Records for processing:
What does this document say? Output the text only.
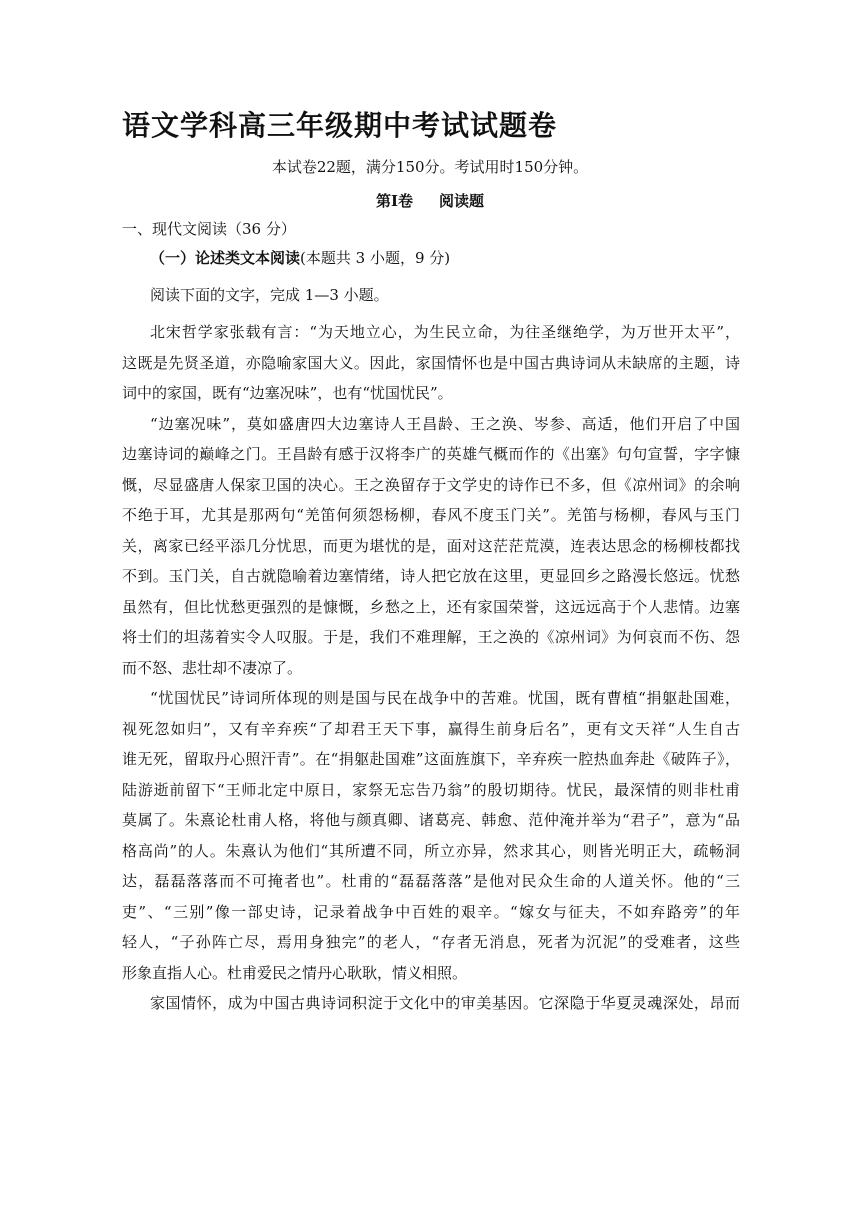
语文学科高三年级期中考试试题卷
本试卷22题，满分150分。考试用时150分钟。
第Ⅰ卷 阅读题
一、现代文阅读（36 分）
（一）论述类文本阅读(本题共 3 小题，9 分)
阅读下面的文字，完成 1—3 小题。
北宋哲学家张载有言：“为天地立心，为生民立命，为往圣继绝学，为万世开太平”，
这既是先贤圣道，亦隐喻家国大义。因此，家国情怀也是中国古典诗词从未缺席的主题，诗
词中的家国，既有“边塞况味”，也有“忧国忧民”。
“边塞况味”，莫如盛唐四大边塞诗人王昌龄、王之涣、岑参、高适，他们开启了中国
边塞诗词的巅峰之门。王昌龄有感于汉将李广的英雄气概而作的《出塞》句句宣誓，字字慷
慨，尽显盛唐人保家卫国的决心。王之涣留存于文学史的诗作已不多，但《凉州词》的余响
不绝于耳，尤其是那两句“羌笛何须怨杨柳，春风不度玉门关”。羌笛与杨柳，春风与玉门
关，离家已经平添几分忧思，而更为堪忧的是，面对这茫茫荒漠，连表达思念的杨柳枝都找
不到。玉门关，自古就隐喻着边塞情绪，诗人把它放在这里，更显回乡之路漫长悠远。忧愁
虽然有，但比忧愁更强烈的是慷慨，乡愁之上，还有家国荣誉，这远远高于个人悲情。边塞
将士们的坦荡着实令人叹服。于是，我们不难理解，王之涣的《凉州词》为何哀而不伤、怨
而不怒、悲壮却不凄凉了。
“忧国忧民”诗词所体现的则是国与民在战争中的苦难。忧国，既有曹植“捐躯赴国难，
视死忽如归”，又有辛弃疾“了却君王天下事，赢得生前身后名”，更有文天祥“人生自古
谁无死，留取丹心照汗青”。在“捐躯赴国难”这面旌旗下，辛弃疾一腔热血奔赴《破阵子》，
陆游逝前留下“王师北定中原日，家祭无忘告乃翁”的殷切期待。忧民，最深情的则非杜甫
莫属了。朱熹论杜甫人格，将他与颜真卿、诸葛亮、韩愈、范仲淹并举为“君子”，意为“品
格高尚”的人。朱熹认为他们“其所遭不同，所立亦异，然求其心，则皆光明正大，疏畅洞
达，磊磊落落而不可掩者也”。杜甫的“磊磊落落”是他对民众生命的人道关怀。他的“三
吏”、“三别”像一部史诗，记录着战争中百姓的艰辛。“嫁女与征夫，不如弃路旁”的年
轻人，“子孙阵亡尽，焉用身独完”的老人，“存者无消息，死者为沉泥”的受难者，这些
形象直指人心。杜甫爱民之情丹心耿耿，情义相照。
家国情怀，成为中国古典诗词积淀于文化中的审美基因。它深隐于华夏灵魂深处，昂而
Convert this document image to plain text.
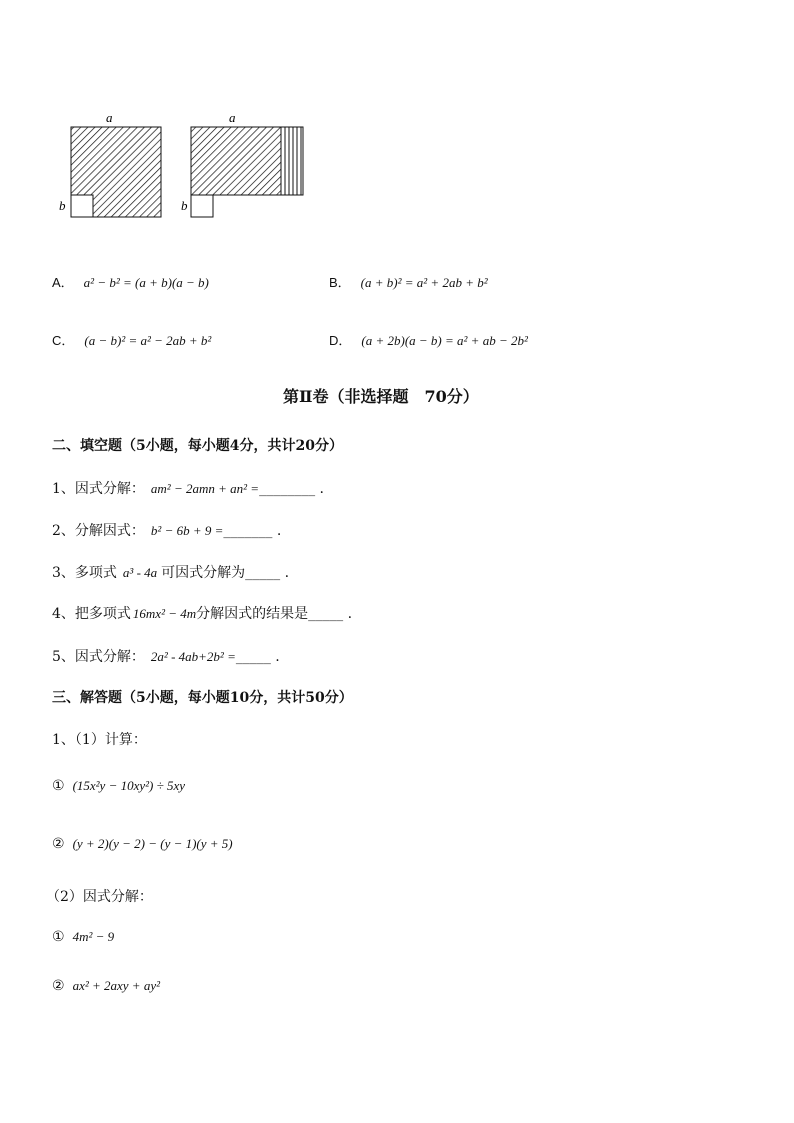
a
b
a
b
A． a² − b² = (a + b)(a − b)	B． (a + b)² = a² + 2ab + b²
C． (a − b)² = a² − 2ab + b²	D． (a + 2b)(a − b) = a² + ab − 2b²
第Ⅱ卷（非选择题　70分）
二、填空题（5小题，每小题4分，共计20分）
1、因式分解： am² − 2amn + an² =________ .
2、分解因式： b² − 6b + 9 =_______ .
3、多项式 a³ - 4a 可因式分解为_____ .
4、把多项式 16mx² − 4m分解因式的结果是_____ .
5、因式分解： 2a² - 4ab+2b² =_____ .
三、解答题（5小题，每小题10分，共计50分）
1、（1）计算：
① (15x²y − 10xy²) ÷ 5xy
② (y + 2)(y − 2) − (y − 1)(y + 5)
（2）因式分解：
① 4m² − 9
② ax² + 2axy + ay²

Given instruction:
Tally every line of the data that holds the word "text" and write the count alone.

Solution to this problem:
2